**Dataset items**
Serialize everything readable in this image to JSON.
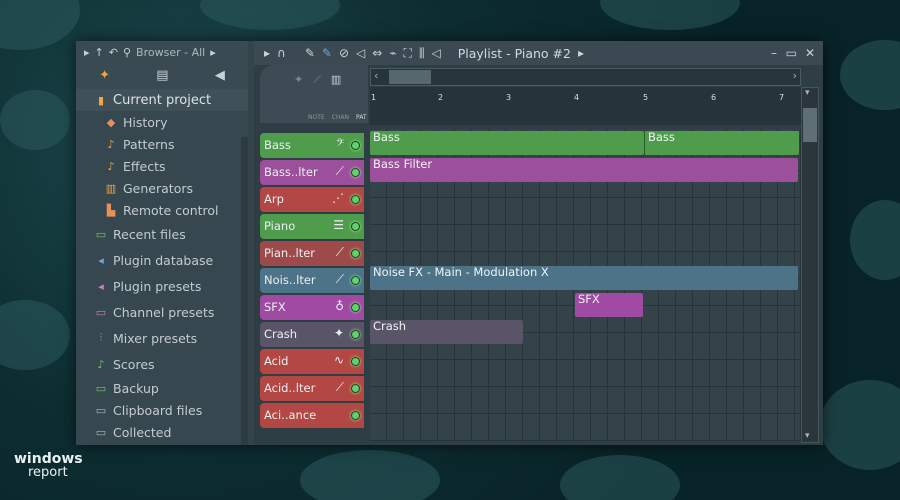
{
  "browser": {
    "label": "Browser - All",
    "items": [
      {
        "label": "Current project",
        "icon": "document-icon"
      },
      {
        "label": "History",
        "icon": "history-icon"
      },
      {
        "label": "Patterns",
        "icon": "note-icon"
      },
      {
        "label": "Effects",
        "icon": "note-icon"
      },
      {
        "label": "Generators",
        "icon": "generator-icon"
      },
      {
        "label": "Remote control",
        "icon": "remote-icon"
      },
      {
        "label": "Recent files",
        "icon": "folder-icon"
      },
      {
        "label": "Plugin database",
        "icon": "plug-icon"
      },
      {
        "label": "Plugin presets",
        "icon": "plug-icon"
      },
      {
        "label": "Channel presets",
        "icon": "channel-icon"
      },
      {
        "label": "Mixer presets",
        "icon": "mixer-icon"
      },
      {
        "label": "Scores",
        "icon": "note-icon"
      },
      {
        "label": "Backup",
        "icon": "folder-icon"
      },
      {
        "label": "Clipboard files",
        "icon": "folder-icon"
      },
      {
        "label": "Collected",
        "icon": "folder-icon"
      }
    ]
  },
  "playlist": {
    "title": "Playlist - Piano #2",
    "header_labels": [
      "NOTE",
      "CHAN",
      "PAT"
    ],
    "ruler": [
      "1",
      "2",
      "3",
      "4",
      "5",
      "6",
      "7"
    ],
    "tracks": [
      {
        "label": "Bass",
        "color": "#4f9c4d"
      },
      {
        "label": "Bass..lter",
        "color": "#9c4f9a"
      },
      {
        "label": "Arp",
        "color": "#b24744"
      },
      {
        "label": "Piano",
        "color": "#4f9c4d"
      },
      {
        "label": "Pian..lter",
        "color": "#9e4a4a"
      },
      {
        "label": "Nois..lter",
        "color": "#4d7388"
      },
      {
        "label": "SFX",
        "color": "#a14aa3"
      },
      {
        "label": "Crash",
        "color": "#5a5468"
      },
      {
        "label": "Acid",
        "color": "#b24744"
      },
      {
        "label": "Acid..lter",
        "color": "#b24744"
      },
      {
        "label": "Aci..ance",
        "color": "#b24744"
      }
    ],
    "clips": [
      {
        "label": "Bass",
        "color": "#4f9c4d"
      },
      {
        "label": "Bass",
        "color": "#4f9c4d"
      },
      {
        "label": "Bass Filter",
        "color": "#9c4f9a"
      },
      {
        "label": "Noise FX - Main - Modulation X",
        "color": "#4d7388"
      },
      {
        "label": "SFX",
        "color": "#a14aa3"
      },
      {
        "label": "Crash",
        "color": "#5a5468"
      }
    ]
  },
  "watermark": {
    "line1": "windows",
    "line2": "report"
  }
}
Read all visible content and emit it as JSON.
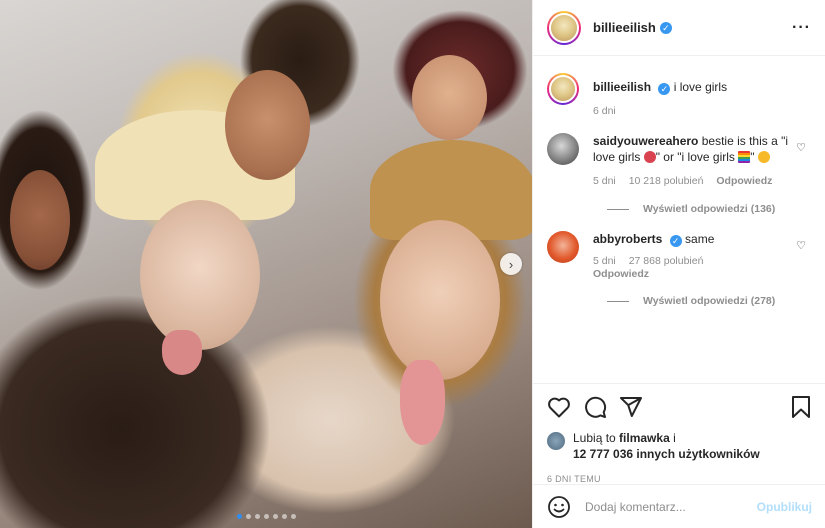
{
  "post": {
    "username": "billieeilish",
    "verified": true
  },
  "caption": {
    "username": "billieeilish",
    "text": "i love girls",
    "time": "6 dni"
  },
  "comments": [
    {
      "username": "saidyouwereahero",
      "text_a": "bestie is this a \"i love girls",
      "text_b": "\" or \"i love girls",
      "text_c": "\"",
      "time": "5 dni",
      "likes": "10 218 polubień",
      "reply": "Odpowiedz",
      "view_replies": "Wyświetl odpowiedzi (136)"
    },
    {
      "username": "abbyroberts",
      "verified": true,
      "text": "same",
      "time": "5 dni",
      "likes": "27 868 polubień",
      "reply": "Odpowiedz",
      "view_replies": "Wyświetl odpowiedzi (278)"
    }
  ],
  "likes": {
    "prefix": "Lubią to",
    "user": "filmawka",
    "and": "i",
    "others": "12 777 036 innych użytkowników"
  },
  "posted_ago": "6 DNI TEMU",
  "comment_box": {
    "placeholder": "Dodaj komentarz...",
    "publish": "Opublikuj"
  },
  "carousel": {
    "slides": 7,
    "active": 0
  },
  "icons": {
    "more": "more-options-icon",
    "like": "heart-icon",
    "comment": "comment-icon",
    "share": "share-icon",
    "save": "bookmark-icon",
    "emoji": "smiley-icon",
    "next": "chevron-right-icon"
  },
  "colors": {
    "verified": "#3897f0",
    "publish": "#b2dffc",
    "dot_active": "#2f8ef5"
  }
}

**TO BE DONE**
Lines that include the word "presets" are to be extracted from the data above.

**WRITTEN RESPONSE**
        "label": "Plugin presets",
        "label": "Channel presets",
        "label": "Mixer presets",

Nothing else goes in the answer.